## Begin

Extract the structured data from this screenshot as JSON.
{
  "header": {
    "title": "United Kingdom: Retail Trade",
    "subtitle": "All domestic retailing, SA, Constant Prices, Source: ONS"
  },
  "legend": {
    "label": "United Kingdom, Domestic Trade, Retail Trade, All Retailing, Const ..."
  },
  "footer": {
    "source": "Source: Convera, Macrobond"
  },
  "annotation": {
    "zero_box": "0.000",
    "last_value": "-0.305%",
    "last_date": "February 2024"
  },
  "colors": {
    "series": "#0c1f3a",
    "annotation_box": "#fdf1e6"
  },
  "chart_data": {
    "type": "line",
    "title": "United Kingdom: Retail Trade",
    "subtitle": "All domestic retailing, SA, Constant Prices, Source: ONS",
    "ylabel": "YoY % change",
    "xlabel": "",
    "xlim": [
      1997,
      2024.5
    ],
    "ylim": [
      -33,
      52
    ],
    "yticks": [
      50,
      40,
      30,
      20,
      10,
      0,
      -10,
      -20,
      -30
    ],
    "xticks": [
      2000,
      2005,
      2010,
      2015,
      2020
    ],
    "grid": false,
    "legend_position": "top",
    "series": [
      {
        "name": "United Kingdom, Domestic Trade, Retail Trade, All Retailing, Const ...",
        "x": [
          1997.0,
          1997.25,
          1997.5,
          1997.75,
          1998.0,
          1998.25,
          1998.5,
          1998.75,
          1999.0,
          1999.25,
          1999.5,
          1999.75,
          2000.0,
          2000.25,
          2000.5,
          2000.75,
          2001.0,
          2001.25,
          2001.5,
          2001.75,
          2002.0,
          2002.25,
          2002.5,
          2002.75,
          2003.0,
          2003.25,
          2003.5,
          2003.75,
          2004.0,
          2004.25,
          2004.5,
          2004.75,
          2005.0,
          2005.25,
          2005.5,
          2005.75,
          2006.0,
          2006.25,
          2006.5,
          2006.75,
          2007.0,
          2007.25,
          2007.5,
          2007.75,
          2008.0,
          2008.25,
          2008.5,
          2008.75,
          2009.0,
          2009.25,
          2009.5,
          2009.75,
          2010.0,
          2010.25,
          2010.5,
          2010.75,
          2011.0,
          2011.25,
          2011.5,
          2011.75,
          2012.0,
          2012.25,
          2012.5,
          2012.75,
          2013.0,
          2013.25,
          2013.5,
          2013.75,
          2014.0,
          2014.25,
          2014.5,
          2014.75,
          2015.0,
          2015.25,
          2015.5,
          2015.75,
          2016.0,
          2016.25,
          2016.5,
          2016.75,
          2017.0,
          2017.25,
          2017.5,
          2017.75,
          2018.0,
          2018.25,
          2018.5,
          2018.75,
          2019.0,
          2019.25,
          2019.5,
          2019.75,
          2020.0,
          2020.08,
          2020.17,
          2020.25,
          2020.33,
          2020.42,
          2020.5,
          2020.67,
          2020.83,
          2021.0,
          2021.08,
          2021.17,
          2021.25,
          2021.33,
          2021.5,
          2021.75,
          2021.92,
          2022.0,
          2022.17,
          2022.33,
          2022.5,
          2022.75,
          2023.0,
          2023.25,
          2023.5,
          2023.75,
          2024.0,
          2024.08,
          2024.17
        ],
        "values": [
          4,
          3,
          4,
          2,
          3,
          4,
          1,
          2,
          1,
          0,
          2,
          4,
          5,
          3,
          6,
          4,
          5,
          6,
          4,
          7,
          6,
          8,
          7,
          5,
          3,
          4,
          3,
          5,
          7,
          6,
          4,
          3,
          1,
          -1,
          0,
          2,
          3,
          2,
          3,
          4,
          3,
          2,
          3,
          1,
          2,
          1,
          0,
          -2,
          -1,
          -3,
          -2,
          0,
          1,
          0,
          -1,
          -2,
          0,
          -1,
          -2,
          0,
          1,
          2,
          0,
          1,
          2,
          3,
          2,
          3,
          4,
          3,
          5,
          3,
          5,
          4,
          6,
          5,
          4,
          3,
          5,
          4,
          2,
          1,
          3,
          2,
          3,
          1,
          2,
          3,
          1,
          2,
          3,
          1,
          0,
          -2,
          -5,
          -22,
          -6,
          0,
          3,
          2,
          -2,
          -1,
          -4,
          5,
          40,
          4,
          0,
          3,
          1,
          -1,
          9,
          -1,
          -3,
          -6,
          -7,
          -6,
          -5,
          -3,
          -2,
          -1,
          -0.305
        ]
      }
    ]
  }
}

## End

▶ [Exercise prompt]
Determine the number of lines in the listing that contain the string "Source". Write that number and nothing else.

▶ [Written answer]
3